#### Given exercise:
Repeat each line exactly as it is written.

** Start Given records **

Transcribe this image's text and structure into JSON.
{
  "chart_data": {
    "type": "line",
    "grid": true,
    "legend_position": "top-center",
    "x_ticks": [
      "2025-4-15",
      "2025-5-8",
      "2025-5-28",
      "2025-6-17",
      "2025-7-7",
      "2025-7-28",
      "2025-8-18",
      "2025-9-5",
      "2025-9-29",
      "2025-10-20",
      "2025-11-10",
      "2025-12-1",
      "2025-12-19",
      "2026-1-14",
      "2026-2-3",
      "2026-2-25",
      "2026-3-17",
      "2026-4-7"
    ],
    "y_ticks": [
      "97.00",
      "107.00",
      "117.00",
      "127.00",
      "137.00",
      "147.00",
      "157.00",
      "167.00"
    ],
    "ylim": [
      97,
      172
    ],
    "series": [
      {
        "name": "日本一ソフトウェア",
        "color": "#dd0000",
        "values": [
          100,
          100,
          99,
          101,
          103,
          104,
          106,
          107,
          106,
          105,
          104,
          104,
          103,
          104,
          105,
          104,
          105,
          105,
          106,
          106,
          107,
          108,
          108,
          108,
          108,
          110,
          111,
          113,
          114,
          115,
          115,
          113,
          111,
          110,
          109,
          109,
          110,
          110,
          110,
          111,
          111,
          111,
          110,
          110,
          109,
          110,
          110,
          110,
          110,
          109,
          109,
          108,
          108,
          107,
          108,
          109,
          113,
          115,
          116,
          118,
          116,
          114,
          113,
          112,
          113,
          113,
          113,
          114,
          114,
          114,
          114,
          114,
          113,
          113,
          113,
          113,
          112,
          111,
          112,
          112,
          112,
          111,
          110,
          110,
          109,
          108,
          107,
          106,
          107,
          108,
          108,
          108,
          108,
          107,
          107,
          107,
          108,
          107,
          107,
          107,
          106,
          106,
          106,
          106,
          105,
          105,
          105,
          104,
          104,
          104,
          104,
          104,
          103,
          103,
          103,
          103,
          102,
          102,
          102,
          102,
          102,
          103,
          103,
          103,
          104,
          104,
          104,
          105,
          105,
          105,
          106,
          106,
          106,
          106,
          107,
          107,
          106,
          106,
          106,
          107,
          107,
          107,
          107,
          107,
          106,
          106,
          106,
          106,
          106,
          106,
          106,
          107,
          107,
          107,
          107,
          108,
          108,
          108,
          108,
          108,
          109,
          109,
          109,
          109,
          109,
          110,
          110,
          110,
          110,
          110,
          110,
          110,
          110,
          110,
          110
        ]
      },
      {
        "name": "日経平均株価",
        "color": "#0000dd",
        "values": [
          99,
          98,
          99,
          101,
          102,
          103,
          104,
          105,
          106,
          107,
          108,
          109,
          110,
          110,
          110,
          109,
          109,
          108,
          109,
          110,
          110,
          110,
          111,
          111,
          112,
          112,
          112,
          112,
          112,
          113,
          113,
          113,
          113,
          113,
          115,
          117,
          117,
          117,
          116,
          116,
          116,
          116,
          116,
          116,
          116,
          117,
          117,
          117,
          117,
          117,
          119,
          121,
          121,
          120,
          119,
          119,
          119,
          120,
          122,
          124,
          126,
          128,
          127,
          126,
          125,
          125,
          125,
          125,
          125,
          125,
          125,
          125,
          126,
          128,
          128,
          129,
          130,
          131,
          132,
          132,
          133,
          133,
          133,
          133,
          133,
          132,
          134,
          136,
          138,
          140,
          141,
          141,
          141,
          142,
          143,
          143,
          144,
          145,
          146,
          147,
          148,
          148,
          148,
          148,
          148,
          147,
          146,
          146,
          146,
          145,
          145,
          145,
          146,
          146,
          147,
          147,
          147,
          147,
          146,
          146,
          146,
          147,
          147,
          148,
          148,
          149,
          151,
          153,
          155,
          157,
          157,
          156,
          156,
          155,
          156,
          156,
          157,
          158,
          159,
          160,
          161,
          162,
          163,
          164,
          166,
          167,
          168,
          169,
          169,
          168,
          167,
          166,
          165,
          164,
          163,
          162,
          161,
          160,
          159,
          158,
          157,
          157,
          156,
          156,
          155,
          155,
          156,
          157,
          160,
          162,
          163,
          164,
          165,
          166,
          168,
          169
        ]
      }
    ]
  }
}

** End Given records **

#### Solution to this task:
Transcribe this image's text and structure into JSON.
{
  "chart_data": {
    "type": "line",
    "grid": true,
    "legend_position": "top-center",
    "x_ticks": [
      "2025-4-15",
      "2025-5-8",
      "2025-5-28",
      "2025-6-17",
      "2025-7-7",
      "2025-7-28",
      "2025-8-18",
      "2025-9-5",
      "2025-9-29",
      "2025-10-20",
      "2025-11-10",
      "2025-12-1",
      "2025-12-19",
      "2026-1-14",
      "2026-2-3",
      "2026-2-25",
      "2026-3-17",
      "2026-4-7"
    ],
    "y_ticks": [
      "97.00",
      "107.00",
      "117.00",
      "127.00",
      "137.00",
      "147.00",
      "157.00",
      "167.00"
    ],
    "ylim": [
      97,
      172
    ],
    "series": [
      {
        "name": "日本一ソフトウェア",
        "color": "#dd0000",
        "values": [
          100,
          100,
          99,
          101,
          103,
          104,
          106,
          107,
          106,
          105,
          104,
          104,
          103,
          104,
          105,
          104,
          105,
          105,
          106,
          106,
          107,
          108,
          108,
          108,
          108,
          110,
          111,
          113,
          114,
          115,
          115,
          113,
          111,
          110,
          109,
          109,
          110,
          110,
          110,
          111,
          111,
          111,
          110,
          110,
          109,
          110,
          110,
          110,
          110,
          109,
          109,
          108,
          108,
          107,
          108,
          109,
          113,
          115,
          116,
          118,
          116,
          114,
          113,
          112,
          113,
          113,
          113,
          114,
          114,
          114,
          114,
          114,
          113,
          113,
          113,
          113,
          112,
          111,
          112,
          112,
          112,
          111,
          110,
          110,
          109,
          108,
          107,
          106,
          107,
          108,
          108,
          108,
          108,
          107,
          107,
          107,
          108,
          107,
          107,
          107,
          106,
          106,
          106,
          106,
          105,
          105,
          105,
          104,
          104,
          104,
          104,
          104,
          103,
          103,
          103,
          103,
          102,
          102,
          102,
          102,
          102,
          103,
          103,
          103,
          104,
          104,
          104,
          105,
          105,
          105,
          106,
          106,
          106,
          106,
          107,
          107,
          106,
          106,
          106,
          107,
          107,
          107,
          107,
          107,
          106,
          106,
          106,
          106,
          106,
          106,
          106,
          107,
          107,
          107,
          107,
          108,
          108,
          108,
          108,
          108,
          109,
          109,
          109,
          109,
          109,
          110,
          110,
          110,
          110,
          110,
          110,
          110,
          110,
          110,
          110
        ]
      },
      {
        "name": "日経平均株価",
        "color": "#0000dd",
        "values": [
          99,
          98,
          99,
          101,
          102,
          103,
          104,
          105,
          106,
          107,
          108,
          109,
          110,
          110,
          110,
          109,
          109,
          108,
          109,
          110,
          110,
          110,
          111,
          111,
          112,
          112,
          112,
          112,
          112,
          113,
          113,
          113,
          113,
          113,
          115,
          117,
          117,
          117,
          116,
          116,
          116,
          116,
          116,
          116,
          116,
          117,
          117,
          117,
          117,
          117,
          119,
          121,
          121,
          120,
          119,
          119,
          119,
          120,
          122,
          124,
          126,
          128,
          127,
          126,
          125,
          125,
          125,
          125,
          125,
          125,
          125,
          125,
          126,
          128,
          128,
          129,
          130,
          131,
          132,
          132,
          133,
          133,
          133,
          133,
          133,
          132,
          134,
          136,
          138,
          140,
          141,
          141,
          141,
          142,
          143,
          143,
          144,
          145,
          146,
          147,
          148,
          148,
          148,
          148,
          148,
          147,
          146,
          146,
          146,
          145,
          145,
          145,
          146,
          146,
          147,
          147,
          147,
          147,
          146,
          146,
          146,
          147,
          147,
          148,
          148,
          149,
          151,
          153,
          155,
          157,
          157,
          156,
          156,
          155,
          156,
          156,
          157,
          158,
          159,
          160,
          161,
          162,
          163,
          164,
          166,
          167,
          168,
          169,
          169,
          168,
          167,
          166,
          165,
          164,
          163,
          162,
          161,
          160,
          159,
          158,
          157,
          157,
          156,
          156,
          155,
          155,
          156,
          157,
          160,
          162,
          163,
          164,
          165,
          166,
          168,
          169
        ]
      }
    ]
  }
}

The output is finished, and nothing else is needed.